EXERCISE DIRECTIONS:
Locate all lines with the word "JSON" and copy them out.

begin

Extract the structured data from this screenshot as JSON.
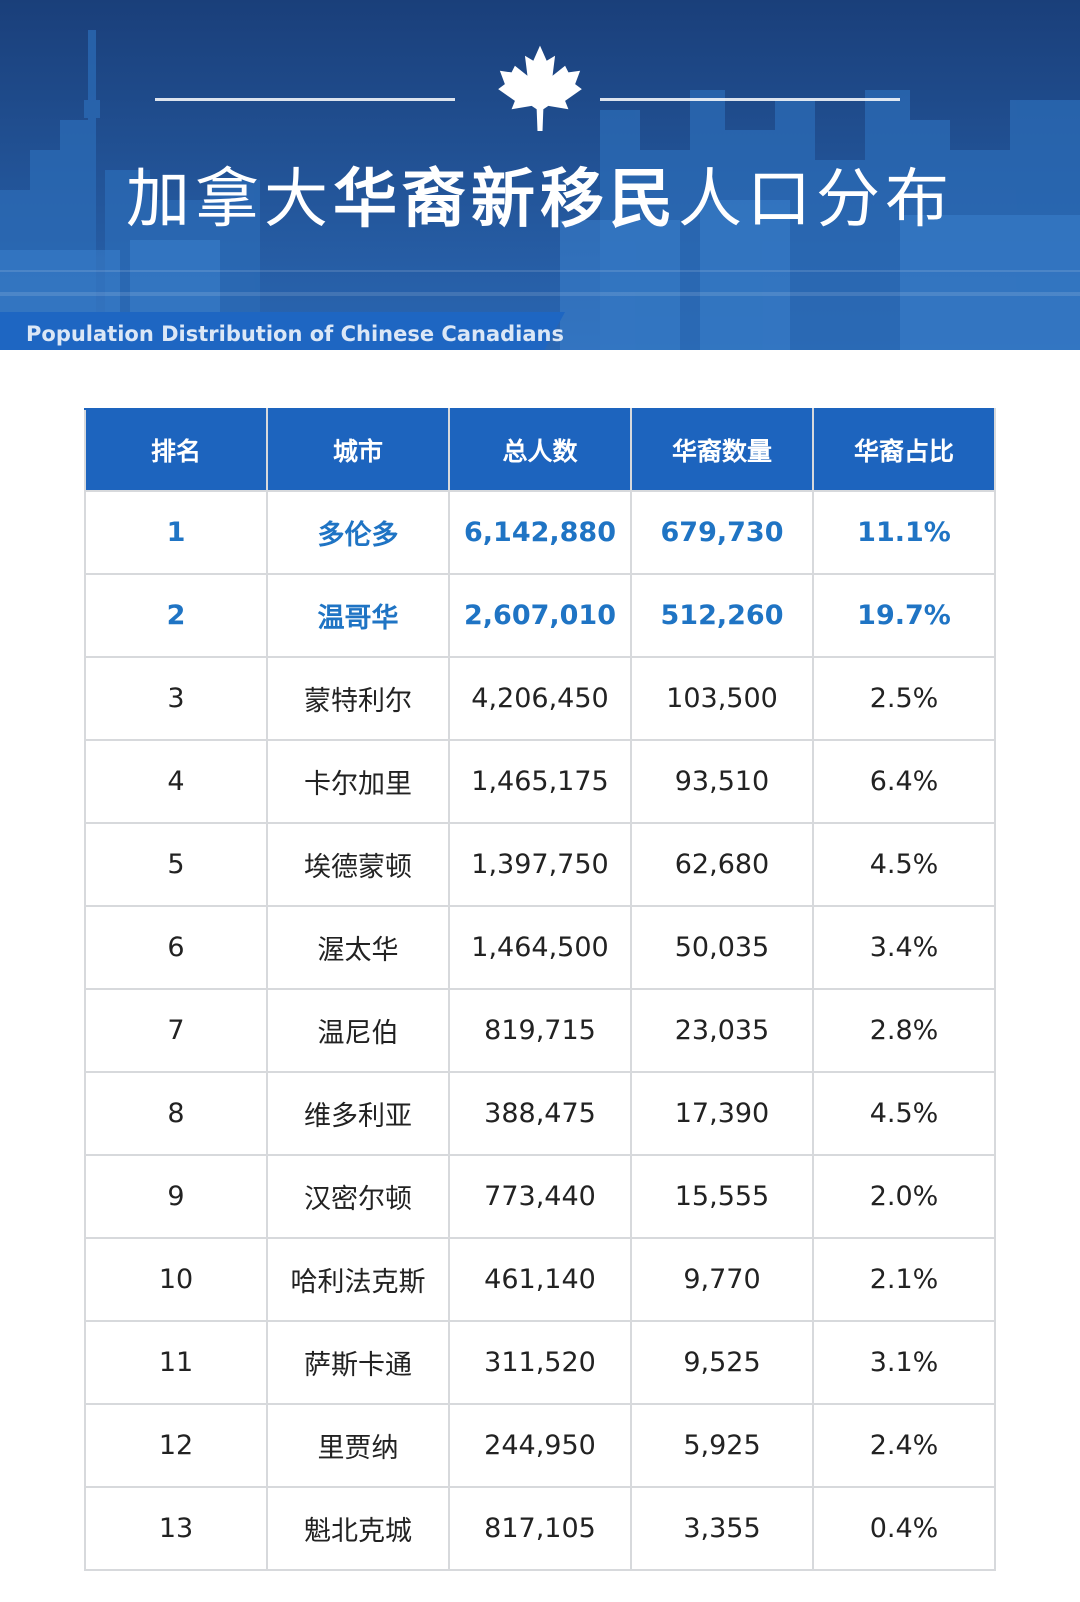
{
  "colors": {
    "banner_dark": "#1d4f93",
    "banner_light": "#2f78c7",
    "header_blue": "#1d64be",
    "highlight_text": "#1f74c4",
    "grid_line": "#d7d9dc"
  },
  "header": {
    "title_regular_1": "加拿大",
    "title_bold": "华裔新移民",
    "title_regular_2": "人口分布",
    "subtitle": "Population Distribution of Chinese Canadians",
    "icon": "maple-leaf-icon"
  },
  "table": {
    "columns": [
      "排名",
      "城市",
      "总人数",
      "华裔数量",
      "华裔占比"
    ],
    "rows": [
      {
        "rank": "1",
        "city": "多伦多",
        "total": "6,142,880",
        "chinese": "679,730",
        "share": "11.1%",
        "highlight": true
      },
      {
        "rank": "2",
        "city": "温哥华",
        "total": "2,607,010",
        "chinese": "512,260",
        "share": "19.7%",
        "highlight": true
      },
      {
        "rank": "3",
        "city": "蒙特利尔",
        "total": "4,206,450",
        "chinese": "103,500",
        "share": "2.5%",
        "highlight": false
      },
      {
        "rank": "4",
        "city": "卡尔加里",
        "total": "1,465,175",
        "chinese": "93,510",
        "share": "6.4%",
        "highlight": false
      },
      {
        "rank": "5",
        "city": "埃德蒙顿",
        "total": "1,397,750",
        "chinese": "62,680",
        "share": "4.5%",
        "highlight": false
      },
      {
        "rank": "6",
        "city": "渥太华",
        "total": "1,464,500",
        "chinese": "50,035",
        "share": "3.4%",
        "highlight": false
      },
      {
        "rank": "7",
        "city": "温尼伯",
        "total": "819,715",
        "chinese": "23,035",
        "share": "2.8%",
        "highlight": false
      },
      {
        "rank": "8",
        "city": "维多利亚",
        "total": "388,475",
        "chinese": "17,390",
        "share": "4.5%",
        "highlight": false
      },
      {
        "rank": "9",
        "city": "汉密尔顿",
        "total": "773,440",
        "chinese": "15,555",
        "share": "2.0%",
        "highlight": false
      },
      {
        "rank": "10",
        "city": "哈利法克斯",
        "total": "461,140",
        "chinese": "9,770",
        "share": "2.1%",
        "highlight": false
      },
      {
        "rank": "11",
        "city": "萨斯卡通",
        "total": "311,520",
        "chinese": "9,525",
        "share": "3.1%",
        "highlight": false
      },
      {
        "rank": "12",
        "city": "里贾纳",
        "total": "244,950",
        "chinese": "5,925",
        "share": "2.4%",
        "highlight": false
      },
      {
        "rank": "13",
        "city": "魁北克城",
        "total": "817,105",
        "chinese": "3,355",
        "share": "0.4%",
        "highlight": false
      }
    ]
  }
}
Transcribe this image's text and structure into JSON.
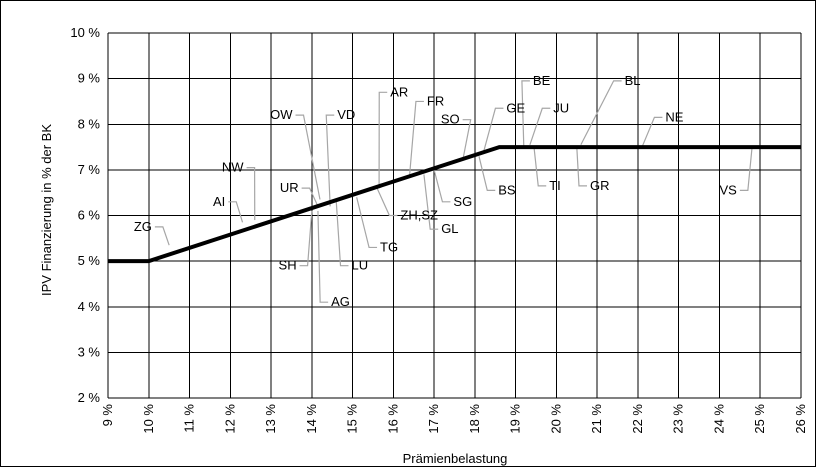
{
  "chart_data": {
    "type": "line",
    "xlabel": "Prämienbelastung",
    "ylabel": "IPV Finanzierung in % der BK",
    "xlim": [
      9,
      26
    ],
    "ylim": [
      2,
      10
    ],
    "x_ticks": [
      "9 %",
      "10 %",
      "11 %",
      "12 %",
      "13 %",
      "14 %",
      "15 %",
      "16 %",
      "17 %",
      "18 %",
      "19 %",
      "20 %",
      "21 %",
      "22 %",
      "23 %",
      "24 %",
      "25 %",
      "26 %"
    ],
    "y_ticks": [
      "2 %",
      "3 %",
      "4 %",
      "5 %",
      "6 %",
      "7 %",
      "8 %",
      "9 %",
      "10 %"
    ],
    "grid": true,
    "series": [
      {
        "x": [
          9,
          10,
          18.6,
          26
        ],
        "y": [
          5,
          5,
          7.5,
          7.5
        ]
      }
    ],
    "annotations": [
      {
        "text": "ZG",
        "x": 10.5,
        "y": 5.35,
        "label_x": 10.15,
        "label_y": 5.75
      },
      {
        "text": "AI",
        "x": 12.3,
        "y": 5.85,
        "label_x": 11.95,
        "label_y": 6.3
      },
      {
        "text": "NW",
        "x": 12.6,
        "y": 5.9,
        "label_x": 12.4,
        "label_y": 7.05
      },
      {
        "text": "OW",
        "x": 14.2,
        "y": 6.35,
        "label_x": 13.6,
        "label_y": 8.2
      },
      {
        "text": "UR",
        "x": 14.15,
        "y": 6.2,
        "label_x": 13.75,
        "label_y": 6.6
      },
      {
        "text": "VD",
        "x": 14.45,
        "y": 6.2,
        "label_x": 14.55,
        "label_y": 8.2
      },
      {
        "text": "SH",
        "x": 14.0,
        "y": 6.1,
        "label_x": 13.7,
        "label_y": 4.9
      },
      {
        "text": "AG",
        "x": 14.15,
        "y": 6.1,
        "label_x": 14.4,
        "label_y": 4.1
      },
      {
        "text": "LU",
        "x": 14.6,
        "y": 6.3,
        "label_x": 14.9,
        "label_y": 4.9
      },
      {
        "text": "AR",
        "x": 15.65,
        "y": 6.6,
        "label_x": 15.85,
        "label_y": 8.7
      },
      {
        "text": "ZH,SZ",
        "x": 15.6,
        "y": 6.6,
        "label_x": 16.1,
        "label_y": 6.0
      },
      {
        "text": "TG",
        "x": 15.1,
        "y": 6.4,
        "label_x": 15.6,
        "label_y": 5.3
      },
      {
        "text": "FR",
        "x": 16.4,
        "y": 6.9,
        "label_x": 16.75,
        "label_y": 8.5
      },
      {
        "text": "GL",
        "x": 16.75,
        "y": 6.9,
        "label_x": 17.1,
        "label_y": 5.7
      },
      {
        "text": "SG",
        "x": 17.0,
        "y": 7.0,
        "label_x": 17.4,
        "label_y": 6.3
      },
      {
        "text": "SO",
        "x": 17.7,
        "y": 7.2,
        "label_x": 17.7,
        "label_y": 8.1
      },
      {
        "text": "BS",
        "x": 18.1,
        "y": 7.3,
        "label_x": 18.5,
        "label_y": 6.55
      },
      {
        "text": "GE",
        "x": 18.2,
        "y": 7.35,
        "label_x": 18.7,
        "label_y": 8.35
      },
      {
        "text": "BE",
        "x": 19.2,
        "y": 7.5,
        "label_x": 19.35,
        "label_y": 8.95
      },
      {
        "text": "JU",
        "x": 19.35,
        "y": 7.55,
        "label_x": 19.85,
        "label_y": 8.35
      },
      {
        "text": "TI",
        "x": 19.45,
        "y": 7.5,
        "label_x": 19.75,
        "label_y": 6.65
      },
      {
        "text": "BL",
        "x": 20.6,
        "y": 7.55,
        "label_x": 21.6,
        "label_y": 8.95
      },
      {
        "text": "GR",
        "x": 20.5,
        "y": 7.5,
        "label_x": 20.75,
        "label_y": 6.65
      },
      {
        "text": "NE",
        "x": 22.1,
        "y": 7.5,
        "label_x": 22.6,
        "label_y": 8.15
      },
      {
        "text": "VS",
        "x": 24.8,
        "y": 7.5,
        "label_x": 24.5,
        "label_y": 6.55
      }
    ]
  },
  "colors": {
    "curve": "#000000",
    "grid": "#000000",
    "leader": "#a6a6a6",
    "background": "#ffffff"
  }
}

end

WORKED SOLUTION:
Extract the structured data from this screenshot as JSON.
Transcribe this image's text and structure into JSON.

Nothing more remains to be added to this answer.